◆ **DIRECTION**
Only a number is wanted: how many lines in the records below contain "глубины"?

◆ **THE DATA**
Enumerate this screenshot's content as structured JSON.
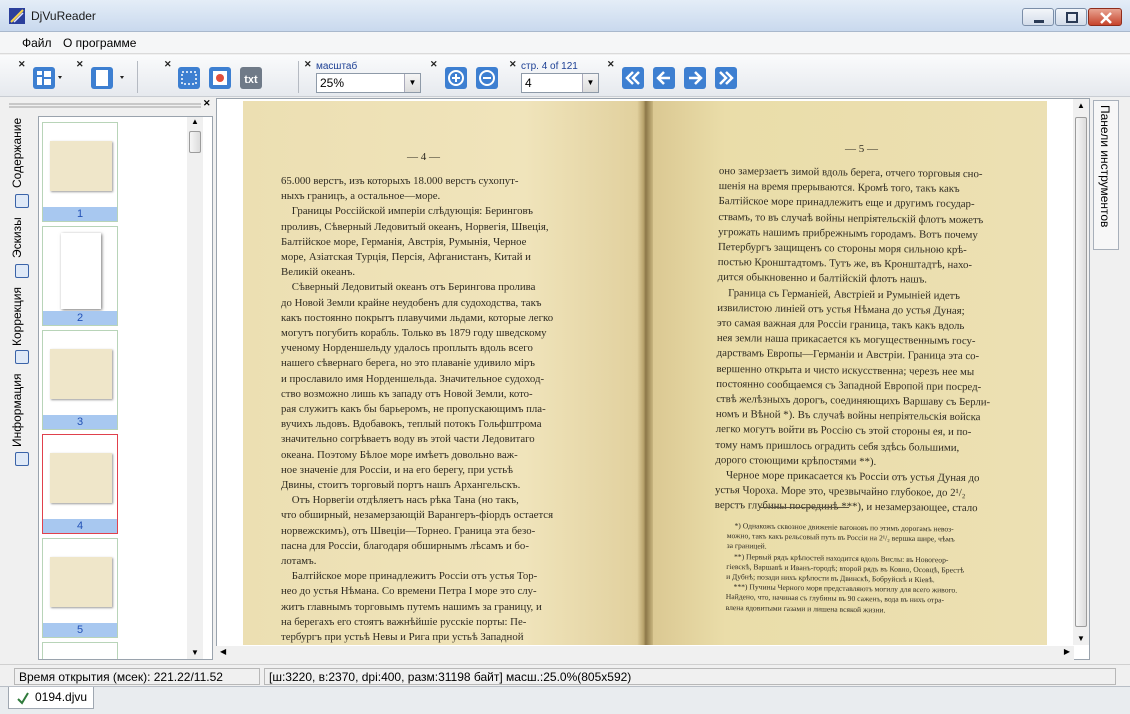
{
  "window": {
    "title": "DjVuReader",
    "icon": "djvu-app-icon"
  },
  "menu": {
    "items": [
      "Файл",
      "О программе"
    ]
  },
  "toolbar": {
    "zoom_label": "масштаб",
    "zoom_value": "25%",
    "page_label": "стр. 4 of 121",
    "page_value": "4",
    "txt_label": "txt",
    "buttons": [
      "layout-icon",
      "page-view-icon",
      "select-rect-icon",
      "image-icon",
      "txt-icon",
      "zoom-in-icon",
      "zoom-out-icon",
      "first-page-icon",
      "prev-page-icon",
      "next-page-icon",
      "last-page-icon"
    ]
  },
  "sidebar": {
    "tabs": [
      "Содержание",
      "Эскизы",
      "Коррекция",
      "Информация"
    ],
    "thumbnails": [
      "1",
      "2",
      "3",
      "4",
      "5"
    ],
    "active_thumbnail": "4"
  },
  "right_panel": {
    "label": "Панели инструментов"
  },
  "document": {
    "left_page_number": "— 4 —",
    "right_page_number": "— 5 —",
    "left_text": "65.000 верстъ, изъ которыхъ 18.000 верстъ сухопут-\nныхъ границъ, а остальное—море.\n    Границы Россійской имперіи слѣдующія: Беринговъ\nпроливъ, Сѣверный Ледовитый океанъ, Норвегія, Швеція,\nБалтійское море, Германія, Австрія, Румынія, Черное\nморе, Азіатская Турція, Персія, Афганистанъ, Китай и\nВеликій океанъ.\n    Сѣверный Ледовитый океанъ отъ Берингова пролива\nдо Новой Земли крайне неудобенъ для судоходства, такъ\nкакъ постоянно покрытъ плавучими льдами, которые легко\nмогутъ погубить корабль. Только въ 1879 году шведскому\nученому Норденшельду удалось проплыть вдоль всего\nнашего сѣвернаго берега, но это плаваніе удивило міръ\nи прославило имя Норденшельда. Значительное судоход-\nство возможно лишь къ западу отъ Новой Земли, кото-\nрая служитъ какъ бы барьеромъ, не пропускающимъ пла-\nвучихъ льдовъ. Вдобавокъ, теплый потокъ Гольфштрома\nзначительно согрѣваетъ воду въ этой части Ледовитаго\nокеана. Поэтому Бѣлое море имѣетъ довольно важ-\nное значеніе для Россіи, и на его берегу, при устьѣ\nДвины, стоитъ торговый портъ нашъ Архангельскъ.\n    Отъ Норвегіи отдѣляетъ насъ рѣка Тана (но такъ,\nчто обширный, незамерзающій Варангеръ-фіордъ остается\nнорвежскимъ), отъ Швеціи—Торнео. Граница эта безо-\nпасна для Россіи, благодаря обширнымъ лѣсамъ и бо-\nлотамъ.\n    Балтійское море принадлежитъ Россіи отъ устья Тор-\nнео до устья Нѣмана. Со времени Петра I море это слу-\nжитъ главнымъ торговымъ путемъ нашимъ за границу, и\nна берегахъ его стоятъ важнѣйшіе русскіе порты: Пе-\nтербургъ при устьѣ Невы и Рига при устьѣ Западной\nДвины. Неудобство этого моря заключается въ томъ, что",
    "right_text": "оно замерзаетъ зимой вдоль берега, отчего торговыя сно-\nшенія на время прерываются. Кромѣ того, такъ какъ\nБалтійское море принадлежитъ еще и другимъ государ-\nствамъ, то въ случаѣ войны непріятельскій флотъ можетъ\nугрожать нашимъ прибрежнымъ городамъ. Вотъ почему\nПетербургъ защищенъ со стороны моря сильною крѣ-\nпостью Кронштадтомъ. Тутъ же, въ Кронштадтѣ, нахо-\nдится обыкновенно и балтійскій флотъ нашъ.\n    Граница съ Германіей, Австріей и Румыніей идетъ\nизвилистою линіей отъ устья Нѣмана до устья Дуная;\nэто самая важная для Россіи граница, такъ какъ вдоль\nнея земли наша прикасается къ могущественнымъ госу-\nдарствамъ Европы—Германіи и Австріи. Граница эта со-\nвершенно открыта и чисто искусственна; черезъ нее мы\nпостоянно сообщаемся съ Западной Европой при посред-\nствѣ желѣзныхъ дорогъ, соединяющихъ Варшаву съ Берли-\nномъ и Вѣной *). Въ случаѣ войны непріятельскія войска\nлегко могутъ войти въ Россію съ этой стороны ея, и по-\nтому намъ пришлось оградить себя здѣсь большими,\nдорого стоющими крѣпостями **).\n    Черное море прикасается къ Россіи отъ устья Дуная до\nустья Чороха. Море это, чрезвычайно глубокое, до 2¹/₂\nверстъ глубины посрединѣ ***), и незамерзающее, стало",
    "footnotes": "    *) Однакожъ сквозное движеніе вагоновъ по этимъ дорогамъ невоз-\nможно, такъ какъ рельсовый путь въ Россіи на 2¹/₂ вершка шире, чѣмъ\nза границей.\n    **) Первый рядъ крѣпостей находится вдоль Вислы: въ Новогеор-\nгіевскѣ, Варшавѣ и Иванъ-городѣ; второй рядъ въ Ковно, Осовцѣ, Брестѣ\nи Дубнѣ; позади нихъ крѣпости въ Двинскѣ, Бобруйскѣ и Кіевѣ.\n    ***) Пучины Черного моря представляютъ могилу для всего живого.\nНайдено, что, начиная съ глубины въ 90 саженъ, вода въ нихъ отра-\nвлена ядовитыми газами и лишена всякой жизни."
  },
  "status": {
    "open_time": "Время открытия (мсек): 221.22/11.52",
    "info": "[ш:3220, в:2370, dpi:400, разм:31198 байт] масш.:25.0%(805x592)"
  },
  "tabs": {
    "file": "0194.djvu"
  }
}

◆ **TASK RESPONSE**
2